**Bacaan yang Diberikan**.
__________________________________________________
Di tengah perombakan cerita dan isu, Tersi dan Tata sepakat tetap mempertahankan jiwa pemberontak serta pembela keadilan hingga kebebasan. Sebab, semangat itulah yang menjadi nyawa cerita Ali Topan. Walhasil, jadilah Ali Topan yang diperankan Jefri Nichol sebagai pemuda skena yang rebel, tapi masih punya kepekaan sosial dan perjuangan akan kebebasan.
Selain itu, sutradara dan produser menyuguhkan kegiatan kolektif anak-anak pegiat musik underground. Termasuk menyoroti komunitas anak muda berbagai latar dan tujuan di berbagai kota yang disinggahi Ali Topan serta Anna Karenina. Sebagai contoh, anak-anak pesisir utara Jawa Tengah yang aktif di musik underground sekaligus gerakan penolakan penggusuran demi proyek properti mewah.
Namun sutradara Tata mengaku sempat terkejut atas tanggapan keluarga mendiang Teguh Esha saat melihat konsep terbaru Ali Topan. Awalnya, salah satu anak Teguh Esha mengatakan dia tidak mengenal lagi sosok Ali Topan garapan Tata.
__________________________________________________
**Data yang Diberikan**.
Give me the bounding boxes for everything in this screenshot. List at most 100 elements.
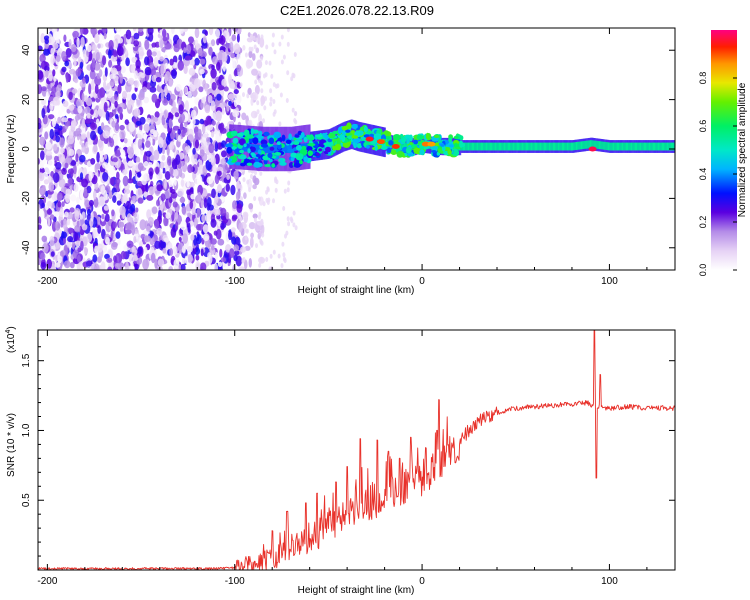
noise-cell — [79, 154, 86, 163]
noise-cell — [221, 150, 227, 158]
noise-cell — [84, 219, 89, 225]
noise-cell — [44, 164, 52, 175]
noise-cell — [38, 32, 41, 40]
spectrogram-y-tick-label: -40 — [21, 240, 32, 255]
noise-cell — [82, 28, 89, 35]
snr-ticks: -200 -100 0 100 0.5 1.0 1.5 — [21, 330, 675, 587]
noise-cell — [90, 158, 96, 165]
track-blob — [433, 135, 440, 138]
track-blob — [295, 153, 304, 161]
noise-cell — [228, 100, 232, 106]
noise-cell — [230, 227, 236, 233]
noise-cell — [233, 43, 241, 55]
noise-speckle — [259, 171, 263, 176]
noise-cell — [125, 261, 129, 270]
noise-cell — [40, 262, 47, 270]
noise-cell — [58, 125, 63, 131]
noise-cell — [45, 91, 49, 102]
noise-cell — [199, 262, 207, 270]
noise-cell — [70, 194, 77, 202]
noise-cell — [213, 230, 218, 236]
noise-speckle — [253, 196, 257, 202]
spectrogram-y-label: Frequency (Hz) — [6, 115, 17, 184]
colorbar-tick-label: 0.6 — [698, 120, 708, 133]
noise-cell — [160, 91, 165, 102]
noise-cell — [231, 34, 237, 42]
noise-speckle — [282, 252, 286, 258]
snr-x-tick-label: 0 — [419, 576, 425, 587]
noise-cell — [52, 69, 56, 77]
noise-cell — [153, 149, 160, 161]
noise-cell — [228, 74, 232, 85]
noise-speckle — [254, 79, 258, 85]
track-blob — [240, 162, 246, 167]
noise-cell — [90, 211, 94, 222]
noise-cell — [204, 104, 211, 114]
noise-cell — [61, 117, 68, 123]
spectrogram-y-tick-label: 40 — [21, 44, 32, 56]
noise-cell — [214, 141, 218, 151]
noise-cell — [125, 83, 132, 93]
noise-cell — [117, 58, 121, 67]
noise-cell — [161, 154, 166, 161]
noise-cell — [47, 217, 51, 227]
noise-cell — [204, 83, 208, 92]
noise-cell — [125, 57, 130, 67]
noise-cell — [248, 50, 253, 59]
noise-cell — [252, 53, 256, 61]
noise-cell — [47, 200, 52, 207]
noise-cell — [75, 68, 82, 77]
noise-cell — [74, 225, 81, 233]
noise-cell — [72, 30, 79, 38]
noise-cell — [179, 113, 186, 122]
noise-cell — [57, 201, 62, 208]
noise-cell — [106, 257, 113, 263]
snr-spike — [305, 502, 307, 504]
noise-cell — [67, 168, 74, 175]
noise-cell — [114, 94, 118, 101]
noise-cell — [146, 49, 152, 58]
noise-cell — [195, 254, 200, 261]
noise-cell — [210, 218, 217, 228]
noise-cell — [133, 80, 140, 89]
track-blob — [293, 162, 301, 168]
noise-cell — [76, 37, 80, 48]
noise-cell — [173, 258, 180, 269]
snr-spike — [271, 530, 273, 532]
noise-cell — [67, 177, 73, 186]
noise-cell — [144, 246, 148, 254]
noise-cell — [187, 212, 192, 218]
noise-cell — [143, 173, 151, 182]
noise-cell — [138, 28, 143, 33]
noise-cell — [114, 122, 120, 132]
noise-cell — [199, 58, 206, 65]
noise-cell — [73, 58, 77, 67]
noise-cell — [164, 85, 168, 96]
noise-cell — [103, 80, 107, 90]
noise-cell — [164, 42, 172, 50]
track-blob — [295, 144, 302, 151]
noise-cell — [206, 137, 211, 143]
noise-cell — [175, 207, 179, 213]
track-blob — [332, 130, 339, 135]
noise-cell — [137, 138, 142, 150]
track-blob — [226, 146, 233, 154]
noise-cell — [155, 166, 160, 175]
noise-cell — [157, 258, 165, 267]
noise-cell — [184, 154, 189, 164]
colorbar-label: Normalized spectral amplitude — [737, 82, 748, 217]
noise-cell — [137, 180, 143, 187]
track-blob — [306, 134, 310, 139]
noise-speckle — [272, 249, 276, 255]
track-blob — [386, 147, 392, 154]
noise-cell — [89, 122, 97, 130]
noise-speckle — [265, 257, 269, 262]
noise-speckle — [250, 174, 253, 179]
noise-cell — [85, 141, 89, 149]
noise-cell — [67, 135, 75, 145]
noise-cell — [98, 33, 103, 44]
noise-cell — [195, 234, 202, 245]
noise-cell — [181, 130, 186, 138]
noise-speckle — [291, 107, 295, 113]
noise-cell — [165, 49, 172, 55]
__________________________________________________
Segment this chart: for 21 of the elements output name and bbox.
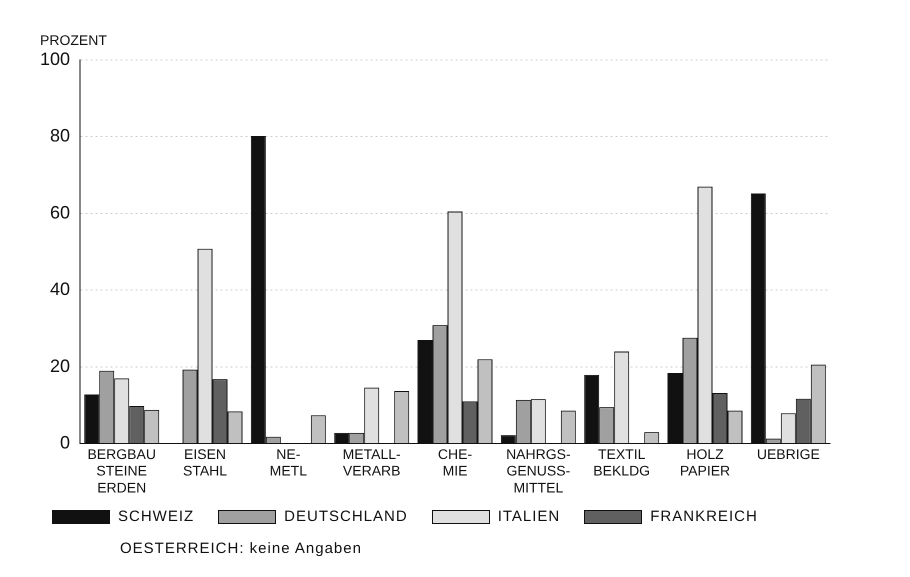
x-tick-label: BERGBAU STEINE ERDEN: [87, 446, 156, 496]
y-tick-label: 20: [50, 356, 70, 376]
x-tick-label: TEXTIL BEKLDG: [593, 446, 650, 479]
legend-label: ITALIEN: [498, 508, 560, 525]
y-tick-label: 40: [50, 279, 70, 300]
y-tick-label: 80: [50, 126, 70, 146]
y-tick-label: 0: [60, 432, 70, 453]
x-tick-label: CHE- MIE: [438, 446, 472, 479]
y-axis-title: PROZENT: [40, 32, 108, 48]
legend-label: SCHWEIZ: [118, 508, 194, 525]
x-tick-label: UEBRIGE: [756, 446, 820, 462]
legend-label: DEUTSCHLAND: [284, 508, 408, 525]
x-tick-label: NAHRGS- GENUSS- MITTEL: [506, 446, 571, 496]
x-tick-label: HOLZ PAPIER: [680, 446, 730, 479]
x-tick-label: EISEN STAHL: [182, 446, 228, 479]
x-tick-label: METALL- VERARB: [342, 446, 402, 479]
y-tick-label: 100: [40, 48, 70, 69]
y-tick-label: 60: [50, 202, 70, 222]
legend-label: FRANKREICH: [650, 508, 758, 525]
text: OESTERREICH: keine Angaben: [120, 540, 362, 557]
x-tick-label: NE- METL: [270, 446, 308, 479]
__________________________________________________
**Tugas**.
• 1. Menurut teks tentang Ali Topan, siapa pemeran tokoh Ali Topan?
• 2. Tulis ulang bagian teks tentang Ali Topan yang diawali kata-kata "Selain itu, sutradara" dan diakhiri "proyek properti mewah.", dengan mengganti "kegiatan kolektif" menjadi "aktivitas kolektif".
• 3. Teruskan teks tentang Ali Topan mulai setelah kalimat terakhirnya.

**Jawaban Berurutan**.
• 1. Jefri Nichol.

• 2.
Selain itu, sutradara dan produser menyuguhkan aktivitas kolektif anak-anak pegiat musik underground. Termasuk menyoroti komunitas anak muda berbagai latar dan tujuan di berbagai kota yang disinggahi Ali Topan serta Anna Karenina. Sebagai contoh, anak-anak pesisir utara Jawa Tengah yang aktif di musik underground sekaligus gerakan penolakan penggusuran demi proyek properti mewah.

• 3.
Tata merasa seperti disambar geledek di siang bolong. Ia sempat khawatir cerita versi barunya bakal mendapat penolakan dari pihak keluarga Teguh Esha. "Tapi setelah itu anak Teguh Esha mengatakan dia enggak kecewa dengan cerita yang saya buat," tuturnya.
Sutradara Sidharta Tata bersama Jefri Nichol dan Lutesha saat syuting film "Ali Topan" (2024). Dok. Visinema Pictures
Tentu saja Tata dan tim produser merasa lega. Beruntung, salah satu anak Teguh Esha juga hidup di dunia musik. Walhasil, cerita bertema anak skena lebih mudah diterima. "Hilang sudah tekanan yang sebelumnya saya rasakan," kata sutradara film horor Waktu Maghrib itu.
Tata juga memasukkan isu perlawanan politik dalam lingkungan anak-anak skena Ali Topan cs. Sebagai contoh, munculnya poster tuntutan keadilan bagi korban pelanggaran HAM berat, seperti wartawan Udin dan Wiji Thukul. Tata beralasan, perjuangan ini menjadi salah satu poin yang bisa ia terjemahkan dari semangat Ali Topan ala Teguh Esha. Intinya, Ali Topan tetap menyuarakan keadilan bagi korban ketidakadilan.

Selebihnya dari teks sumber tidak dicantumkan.